**O que fazer**
**a)** Pode reproduzir o trecho do texto sobre o Armazém Solidário de "Segundo ele, são" a "ainda este ano."?
**b)** Pode dar prosseguimento ao texto sobre o Armazém Solidário a partir do ponto em que ele termina?

**Texto de origem**

★ ★ ★

A venda de pescados bateu recorde nesta Semana Santa nas unidades do Armazém Solidário, programa da Prefeitura de São Paulo criado para garantir o acesso a alimentos saudáveis, nutritivos e a preços mais acessíveis para famílias de baixa renda cadastradas no CadÚnico.
Foram vendidas mais de 12 toneladas de pescados apenas nesta semana, em um total de 20 toneladas desde o início do ano, beneficiando milhares de famílias que, por tradição religiosa, cultural ou familiar, podem honrar a tradição de comer peixe nestev período.
Os pescados se tornaram o alimento principal desta data mesmo em regiões em que não são consumidos no dia a dia.
Porém, ainda são um alimento menos acessível que outras fontes de proteína, como ovo e frango, o que impede muitas famílias de celebrar a data como gostaria.

Segundo o Secretário Executivo de Segurança Alimentar e Nutricional e de Abastecimento da Prefeitura de São Paulo, Vitor Arruda, que destaca a importância do programa para as famílias cadastradas no CadÚnico, quase 1.3 milhão de paulistanos já foram atendidos pelo Armazém Solidário.
Segundo ele, são mais de 18,5 milhões de itens vendidos nas sete unidades em funcionamento em todas as regiões da capital paulista. E mais duas unidades devem ser inauguradas ainda este ano.

★ ★ ★

[Dados de previsão de caixas delimitadoras]

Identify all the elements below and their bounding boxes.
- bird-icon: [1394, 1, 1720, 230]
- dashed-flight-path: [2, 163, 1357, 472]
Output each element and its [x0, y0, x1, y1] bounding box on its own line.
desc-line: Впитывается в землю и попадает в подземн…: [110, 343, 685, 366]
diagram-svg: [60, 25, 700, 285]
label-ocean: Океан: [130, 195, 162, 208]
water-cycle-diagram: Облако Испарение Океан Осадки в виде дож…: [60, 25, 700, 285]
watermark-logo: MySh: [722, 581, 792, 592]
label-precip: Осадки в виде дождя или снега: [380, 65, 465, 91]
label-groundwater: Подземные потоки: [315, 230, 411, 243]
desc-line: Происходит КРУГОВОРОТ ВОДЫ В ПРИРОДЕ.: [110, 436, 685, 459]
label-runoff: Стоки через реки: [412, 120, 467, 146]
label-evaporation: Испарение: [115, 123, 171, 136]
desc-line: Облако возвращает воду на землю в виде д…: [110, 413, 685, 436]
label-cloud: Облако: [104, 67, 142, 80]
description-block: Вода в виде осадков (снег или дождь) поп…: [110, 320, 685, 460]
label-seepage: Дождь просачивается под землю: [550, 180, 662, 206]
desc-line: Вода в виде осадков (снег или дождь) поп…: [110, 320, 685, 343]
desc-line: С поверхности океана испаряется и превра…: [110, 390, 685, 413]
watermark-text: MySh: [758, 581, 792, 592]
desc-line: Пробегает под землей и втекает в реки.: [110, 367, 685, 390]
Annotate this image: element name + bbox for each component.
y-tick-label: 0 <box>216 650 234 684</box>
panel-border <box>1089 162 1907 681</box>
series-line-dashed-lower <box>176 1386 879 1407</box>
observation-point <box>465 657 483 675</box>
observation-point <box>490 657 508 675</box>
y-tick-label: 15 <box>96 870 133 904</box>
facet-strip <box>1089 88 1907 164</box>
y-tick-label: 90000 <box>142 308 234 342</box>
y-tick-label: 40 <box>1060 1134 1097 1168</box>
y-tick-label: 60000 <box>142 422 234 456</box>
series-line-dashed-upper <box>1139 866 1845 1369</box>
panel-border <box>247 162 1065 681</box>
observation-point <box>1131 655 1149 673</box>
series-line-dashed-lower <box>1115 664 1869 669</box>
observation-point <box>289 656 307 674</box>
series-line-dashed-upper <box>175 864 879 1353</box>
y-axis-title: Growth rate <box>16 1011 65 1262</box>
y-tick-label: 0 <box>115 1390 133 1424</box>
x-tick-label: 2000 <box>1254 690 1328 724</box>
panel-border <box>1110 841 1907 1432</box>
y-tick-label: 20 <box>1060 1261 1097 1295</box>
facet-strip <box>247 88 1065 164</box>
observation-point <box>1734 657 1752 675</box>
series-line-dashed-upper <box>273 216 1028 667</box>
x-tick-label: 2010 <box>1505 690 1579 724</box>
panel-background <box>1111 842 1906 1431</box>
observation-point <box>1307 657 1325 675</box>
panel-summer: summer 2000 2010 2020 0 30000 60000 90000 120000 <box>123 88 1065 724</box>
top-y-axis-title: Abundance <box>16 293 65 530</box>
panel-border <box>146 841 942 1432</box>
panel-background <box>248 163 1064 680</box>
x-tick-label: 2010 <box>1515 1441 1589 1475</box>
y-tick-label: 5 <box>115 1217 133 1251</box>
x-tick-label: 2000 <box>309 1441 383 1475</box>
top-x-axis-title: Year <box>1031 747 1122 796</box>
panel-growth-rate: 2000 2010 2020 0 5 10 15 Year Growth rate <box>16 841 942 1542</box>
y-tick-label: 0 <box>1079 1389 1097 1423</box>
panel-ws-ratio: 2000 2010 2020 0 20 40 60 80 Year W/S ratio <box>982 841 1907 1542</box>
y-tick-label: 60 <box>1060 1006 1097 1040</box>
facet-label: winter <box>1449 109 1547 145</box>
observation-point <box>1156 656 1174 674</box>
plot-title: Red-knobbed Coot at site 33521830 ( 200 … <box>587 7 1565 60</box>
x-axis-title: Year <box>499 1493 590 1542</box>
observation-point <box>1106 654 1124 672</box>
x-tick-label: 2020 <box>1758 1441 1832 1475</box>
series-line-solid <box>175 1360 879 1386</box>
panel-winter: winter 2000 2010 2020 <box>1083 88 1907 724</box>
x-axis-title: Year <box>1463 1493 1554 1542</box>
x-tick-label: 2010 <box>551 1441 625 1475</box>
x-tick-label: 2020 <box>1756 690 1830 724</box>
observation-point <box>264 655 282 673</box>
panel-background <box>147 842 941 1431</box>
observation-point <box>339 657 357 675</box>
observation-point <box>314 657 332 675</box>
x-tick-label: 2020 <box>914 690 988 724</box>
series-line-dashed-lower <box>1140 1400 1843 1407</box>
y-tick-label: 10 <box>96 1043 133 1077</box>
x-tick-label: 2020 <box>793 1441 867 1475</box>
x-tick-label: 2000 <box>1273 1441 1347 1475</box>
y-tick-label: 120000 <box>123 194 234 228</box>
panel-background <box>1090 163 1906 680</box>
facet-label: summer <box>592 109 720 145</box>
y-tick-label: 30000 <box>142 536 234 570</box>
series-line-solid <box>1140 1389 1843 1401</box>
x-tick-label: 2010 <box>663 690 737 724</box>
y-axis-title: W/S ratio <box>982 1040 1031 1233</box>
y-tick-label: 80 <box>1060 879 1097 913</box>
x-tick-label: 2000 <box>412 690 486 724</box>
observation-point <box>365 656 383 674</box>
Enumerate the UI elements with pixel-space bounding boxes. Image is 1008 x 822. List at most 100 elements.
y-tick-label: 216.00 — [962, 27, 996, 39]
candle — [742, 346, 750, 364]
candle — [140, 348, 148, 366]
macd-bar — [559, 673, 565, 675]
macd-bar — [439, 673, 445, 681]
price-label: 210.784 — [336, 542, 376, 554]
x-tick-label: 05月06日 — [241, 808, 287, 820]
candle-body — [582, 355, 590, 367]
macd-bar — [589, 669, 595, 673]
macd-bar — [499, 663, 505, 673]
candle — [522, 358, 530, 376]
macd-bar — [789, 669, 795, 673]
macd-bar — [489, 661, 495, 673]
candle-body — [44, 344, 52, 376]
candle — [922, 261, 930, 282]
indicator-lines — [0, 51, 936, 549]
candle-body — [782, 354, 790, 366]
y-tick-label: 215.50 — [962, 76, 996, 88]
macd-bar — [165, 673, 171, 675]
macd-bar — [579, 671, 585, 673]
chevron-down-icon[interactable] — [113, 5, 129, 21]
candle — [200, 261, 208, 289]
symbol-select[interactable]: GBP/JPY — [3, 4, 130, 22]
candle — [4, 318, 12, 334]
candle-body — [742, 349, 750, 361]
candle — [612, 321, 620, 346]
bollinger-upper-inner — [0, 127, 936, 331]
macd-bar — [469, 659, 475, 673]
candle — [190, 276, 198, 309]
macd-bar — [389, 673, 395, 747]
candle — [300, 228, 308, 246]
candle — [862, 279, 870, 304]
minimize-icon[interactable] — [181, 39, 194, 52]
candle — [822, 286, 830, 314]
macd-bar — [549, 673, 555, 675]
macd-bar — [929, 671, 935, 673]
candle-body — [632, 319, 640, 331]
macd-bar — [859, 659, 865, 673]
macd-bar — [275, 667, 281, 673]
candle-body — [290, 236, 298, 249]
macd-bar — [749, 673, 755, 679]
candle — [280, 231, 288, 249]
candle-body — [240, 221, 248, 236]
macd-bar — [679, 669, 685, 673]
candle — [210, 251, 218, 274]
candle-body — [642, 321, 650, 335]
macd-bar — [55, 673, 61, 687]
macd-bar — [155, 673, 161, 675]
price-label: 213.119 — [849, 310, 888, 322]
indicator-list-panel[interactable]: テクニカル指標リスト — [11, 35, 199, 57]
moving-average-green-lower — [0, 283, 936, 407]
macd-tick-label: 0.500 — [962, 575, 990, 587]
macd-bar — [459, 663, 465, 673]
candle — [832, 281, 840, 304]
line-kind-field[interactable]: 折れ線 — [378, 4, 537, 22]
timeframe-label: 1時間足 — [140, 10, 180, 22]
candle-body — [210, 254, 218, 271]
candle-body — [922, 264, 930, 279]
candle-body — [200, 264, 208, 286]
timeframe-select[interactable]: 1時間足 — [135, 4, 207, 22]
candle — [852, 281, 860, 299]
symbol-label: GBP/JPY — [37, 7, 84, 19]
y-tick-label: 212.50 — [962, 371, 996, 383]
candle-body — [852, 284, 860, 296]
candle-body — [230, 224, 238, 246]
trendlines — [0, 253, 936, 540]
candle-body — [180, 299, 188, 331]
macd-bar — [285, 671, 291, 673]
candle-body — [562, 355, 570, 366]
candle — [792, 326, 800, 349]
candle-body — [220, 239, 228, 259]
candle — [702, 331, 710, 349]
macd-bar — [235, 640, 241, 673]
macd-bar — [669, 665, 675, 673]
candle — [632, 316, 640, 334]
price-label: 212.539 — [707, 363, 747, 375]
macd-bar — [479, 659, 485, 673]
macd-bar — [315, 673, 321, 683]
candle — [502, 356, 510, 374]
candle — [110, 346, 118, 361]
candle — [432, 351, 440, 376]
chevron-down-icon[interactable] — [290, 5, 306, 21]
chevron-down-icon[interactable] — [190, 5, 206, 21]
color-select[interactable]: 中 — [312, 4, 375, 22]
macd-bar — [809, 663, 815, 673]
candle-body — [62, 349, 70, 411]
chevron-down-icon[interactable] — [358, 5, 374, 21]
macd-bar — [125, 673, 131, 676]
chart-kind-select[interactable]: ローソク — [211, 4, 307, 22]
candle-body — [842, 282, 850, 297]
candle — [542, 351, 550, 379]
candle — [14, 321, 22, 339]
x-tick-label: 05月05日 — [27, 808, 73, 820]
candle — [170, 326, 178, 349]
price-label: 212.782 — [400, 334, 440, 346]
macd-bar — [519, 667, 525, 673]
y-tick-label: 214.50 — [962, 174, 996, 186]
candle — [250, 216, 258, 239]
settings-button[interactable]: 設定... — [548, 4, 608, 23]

★ ★ ★

**Respostas da atividade**
**a)**
Segundo ele, são mais de 18,5 milhões de itens vendidos nas sete unidades em funcionamento em todas as regiões da capital paulista. E mais duas unidades devem ser inauguradas ainda este ano.

**b)**
Produto com preços inacessíveis
Vitor Arruda ressaltou ainda os valores praticados no mercado, que tornam os pescados um produto inacessível para a maioria das famílias.
Como exemplos, ele mencionou o bacalhau, encontrado custando mais de R$ 156 o quilo em lojas de São Paulo; o salmão, que ultrapassou os R$ 95 por quilo, e a tilápia, que é um pouco mais popular e mesmo assim já está acima de R$ 45 por quilo nos supermercados convencionais.
Citou também o preço, historicamente o pescado mais barato, que acumula uma alta de 92% no valor do quilo nos últimos dias, segundo o Ceagesp.
Ainda na avaliação do secretário, neste cenário, o Armazém Solidário atua para cumprir o papel de oferecer para as famílias inscritas no CadÚnico alimentos como peixes, carnes, hortifrútis, orgânicos e outros produtos alimentícios com preços de 30% a 50% menores com relação ao mercado convencional da região.